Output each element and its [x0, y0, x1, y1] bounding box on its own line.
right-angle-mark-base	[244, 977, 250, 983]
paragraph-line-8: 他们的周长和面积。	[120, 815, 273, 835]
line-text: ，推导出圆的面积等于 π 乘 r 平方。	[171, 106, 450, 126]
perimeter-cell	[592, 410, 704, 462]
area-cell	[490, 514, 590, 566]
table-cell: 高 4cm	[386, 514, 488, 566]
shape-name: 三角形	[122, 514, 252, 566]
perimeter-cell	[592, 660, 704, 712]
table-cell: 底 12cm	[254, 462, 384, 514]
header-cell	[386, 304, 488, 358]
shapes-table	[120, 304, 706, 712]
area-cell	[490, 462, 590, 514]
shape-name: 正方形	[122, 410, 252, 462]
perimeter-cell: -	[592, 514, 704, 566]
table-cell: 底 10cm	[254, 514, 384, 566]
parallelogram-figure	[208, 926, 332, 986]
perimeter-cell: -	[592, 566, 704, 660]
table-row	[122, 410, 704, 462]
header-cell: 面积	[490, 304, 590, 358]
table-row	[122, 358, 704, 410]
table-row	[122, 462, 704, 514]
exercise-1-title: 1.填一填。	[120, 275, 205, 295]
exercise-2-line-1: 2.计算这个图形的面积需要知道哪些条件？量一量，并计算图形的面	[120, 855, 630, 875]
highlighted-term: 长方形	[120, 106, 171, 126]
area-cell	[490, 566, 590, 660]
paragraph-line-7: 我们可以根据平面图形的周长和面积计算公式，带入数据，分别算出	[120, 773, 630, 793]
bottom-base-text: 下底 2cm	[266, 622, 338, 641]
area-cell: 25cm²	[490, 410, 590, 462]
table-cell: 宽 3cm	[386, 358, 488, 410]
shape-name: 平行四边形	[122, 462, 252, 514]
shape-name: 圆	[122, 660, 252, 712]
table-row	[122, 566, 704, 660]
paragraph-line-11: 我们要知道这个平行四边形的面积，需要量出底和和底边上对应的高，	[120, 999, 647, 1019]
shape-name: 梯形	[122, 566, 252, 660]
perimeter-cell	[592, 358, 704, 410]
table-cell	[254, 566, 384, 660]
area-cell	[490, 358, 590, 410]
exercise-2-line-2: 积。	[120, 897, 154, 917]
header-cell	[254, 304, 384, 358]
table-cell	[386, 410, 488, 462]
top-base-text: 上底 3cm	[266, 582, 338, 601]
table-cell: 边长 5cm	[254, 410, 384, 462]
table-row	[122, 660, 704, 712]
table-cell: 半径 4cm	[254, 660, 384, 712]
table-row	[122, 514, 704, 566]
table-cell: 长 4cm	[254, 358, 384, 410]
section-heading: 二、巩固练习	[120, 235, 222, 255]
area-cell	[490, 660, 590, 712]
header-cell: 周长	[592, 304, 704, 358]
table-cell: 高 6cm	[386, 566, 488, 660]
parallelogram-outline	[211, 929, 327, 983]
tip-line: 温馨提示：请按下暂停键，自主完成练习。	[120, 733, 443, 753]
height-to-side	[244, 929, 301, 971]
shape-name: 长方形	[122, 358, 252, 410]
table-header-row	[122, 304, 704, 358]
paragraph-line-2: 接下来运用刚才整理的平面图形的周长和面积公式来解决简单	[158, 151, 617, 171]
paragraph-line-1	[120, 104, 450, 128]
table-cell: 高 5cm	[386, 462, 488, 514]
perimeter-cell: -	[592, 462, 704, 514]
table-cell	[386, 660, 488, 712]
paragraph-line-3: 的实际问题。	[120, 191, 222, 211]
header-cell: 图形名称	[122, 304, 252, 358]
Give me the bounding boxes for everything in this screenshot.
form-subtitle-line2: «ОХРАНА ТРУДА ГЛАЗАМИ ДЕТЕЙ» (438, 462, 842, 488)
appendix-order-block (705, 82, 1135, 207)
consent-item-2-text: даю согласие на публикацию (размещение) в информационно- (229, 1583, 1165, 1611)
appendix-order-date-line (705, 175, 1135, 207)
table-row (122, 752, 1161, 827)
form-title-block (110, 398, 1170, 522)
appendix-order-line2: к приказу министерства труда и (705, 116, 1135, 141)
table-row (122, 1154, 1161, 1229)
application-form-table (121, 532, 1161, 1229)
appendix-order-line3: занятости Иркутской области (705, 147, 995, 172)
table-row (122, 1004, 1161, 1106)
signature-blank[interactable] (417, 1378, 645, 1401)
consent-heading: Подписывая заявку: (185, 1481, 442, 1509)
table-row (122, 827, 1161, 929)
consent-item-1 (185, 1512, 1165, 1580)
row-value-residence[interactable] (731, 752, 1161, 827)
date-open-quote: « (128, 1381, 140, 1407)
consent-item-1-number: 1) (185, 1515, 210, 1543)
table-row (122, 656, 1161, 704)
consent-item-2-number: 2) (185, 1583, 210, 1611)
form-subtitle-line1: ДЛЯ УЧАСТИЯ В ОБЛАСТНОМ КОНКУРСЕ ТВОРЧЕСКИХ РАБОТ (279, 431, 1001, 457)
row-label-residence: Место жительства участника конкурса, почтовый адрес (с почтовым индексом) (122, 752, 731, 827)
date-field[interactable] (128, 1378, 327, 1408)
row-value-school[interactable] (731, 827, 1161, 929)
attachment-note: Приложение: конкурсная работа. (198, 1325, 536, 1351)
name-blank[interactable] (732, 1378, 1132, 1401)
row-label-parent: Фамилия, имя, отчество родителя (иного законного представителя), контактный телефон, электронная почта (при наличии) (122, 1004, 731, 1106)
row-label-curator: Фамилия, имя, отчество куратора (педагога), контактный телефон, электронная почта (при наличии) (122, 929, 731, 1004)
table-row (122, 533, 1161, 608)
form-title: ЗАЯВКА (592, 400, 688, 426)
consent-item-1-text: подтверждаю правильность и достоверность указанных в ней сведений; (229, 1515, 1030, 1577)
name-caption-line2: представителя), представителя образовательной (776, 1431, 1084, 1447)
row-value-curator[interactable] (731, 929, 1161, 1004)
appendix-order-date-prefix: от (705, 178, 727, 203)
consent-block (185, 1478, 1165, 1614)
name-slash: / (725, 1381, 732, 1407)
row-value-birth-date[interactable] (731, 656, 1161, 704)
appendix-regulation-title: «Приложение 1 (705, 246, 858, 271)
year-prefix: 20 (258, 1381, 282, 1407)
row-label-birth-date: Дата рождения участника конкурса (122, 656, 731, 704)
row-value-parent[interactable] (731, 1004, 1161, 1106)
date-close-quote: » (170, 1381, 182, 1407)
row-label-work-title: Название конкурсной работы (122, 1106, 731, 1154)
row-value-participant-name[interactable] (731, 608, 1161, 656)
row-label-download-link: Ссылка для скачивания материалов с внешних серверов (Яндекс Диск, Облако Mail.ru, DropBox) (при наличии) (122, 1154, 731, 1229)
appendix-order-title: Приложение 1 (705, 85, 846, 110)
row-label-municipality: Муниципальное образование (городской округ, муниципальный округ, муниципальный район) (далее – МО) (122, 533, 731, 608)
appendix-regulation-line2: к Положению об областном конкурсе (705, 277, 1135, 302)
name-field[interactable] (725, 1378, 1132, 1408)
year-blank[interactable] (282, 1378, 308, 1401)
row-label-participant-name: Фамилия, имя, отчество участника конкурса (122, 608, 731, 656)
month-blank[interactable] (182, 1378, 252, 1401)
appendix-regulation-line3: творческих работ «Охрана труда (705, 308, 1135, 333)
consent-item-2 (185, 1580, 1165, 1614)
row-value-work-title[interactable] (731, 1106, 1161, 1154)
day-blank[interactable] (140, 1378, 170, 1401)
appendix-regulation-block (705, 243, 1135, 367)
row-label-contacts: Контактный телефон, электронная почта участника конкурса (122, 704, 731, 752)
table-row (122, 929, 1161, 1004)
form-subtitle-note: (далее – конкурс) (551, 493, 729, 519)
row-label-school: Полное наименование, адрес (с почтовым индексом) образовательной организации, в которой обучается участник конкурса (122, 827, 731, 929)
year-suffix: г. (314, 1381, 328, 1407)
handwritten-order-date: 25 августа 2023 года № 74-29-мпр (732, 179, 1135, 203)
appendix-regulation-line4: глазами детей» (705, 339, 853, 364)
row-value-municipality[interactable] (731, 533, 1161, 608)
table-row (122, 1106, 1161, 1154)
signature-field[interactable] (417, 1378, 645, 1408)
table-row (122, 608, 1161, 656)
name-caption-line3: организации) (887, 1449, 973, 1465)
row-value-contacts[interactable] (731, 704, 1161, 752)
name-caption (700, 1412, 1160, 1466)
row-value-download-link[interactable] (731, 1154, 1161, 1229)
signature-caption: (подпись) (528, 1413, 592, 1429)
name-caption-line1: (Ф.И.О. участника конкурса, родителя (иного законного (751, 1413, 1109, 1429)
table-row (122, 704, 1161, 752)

============================================================

> [Exercise brief]: Render the records from their first line through the line containing "304, 488, 358]", both included, as a numbered list, leaving out any blank lines.

> [Response to this exercise]:
1. Output each element and its [x0, y0, x1, y1] bounding box on its own line.
2. right-angle-mark-base	[244, 977, 250, 983]
3. paragraph-line-8: 他们的周长和面积。	[120, 815, 273, 835]
4. line-text: ，推导出圆的面积等于 π 乘 r 平方。	[171, 106, 450, 126]
5. perimeter-cell	[592, 410, 704, 462]
6. area-cell	[490, 514, 590, 566]
7. table-cell: 高 4cm	[386, 514, 488, 566]
8. shape-name: 三角形	[122, 514, 252, 566]
9. perimeter-cell	[592, 660, 704, 712]
10. table-cell: 底 12cm	[254, 462, 384, 514]
11. header-cell	[386, 304, 488, 358]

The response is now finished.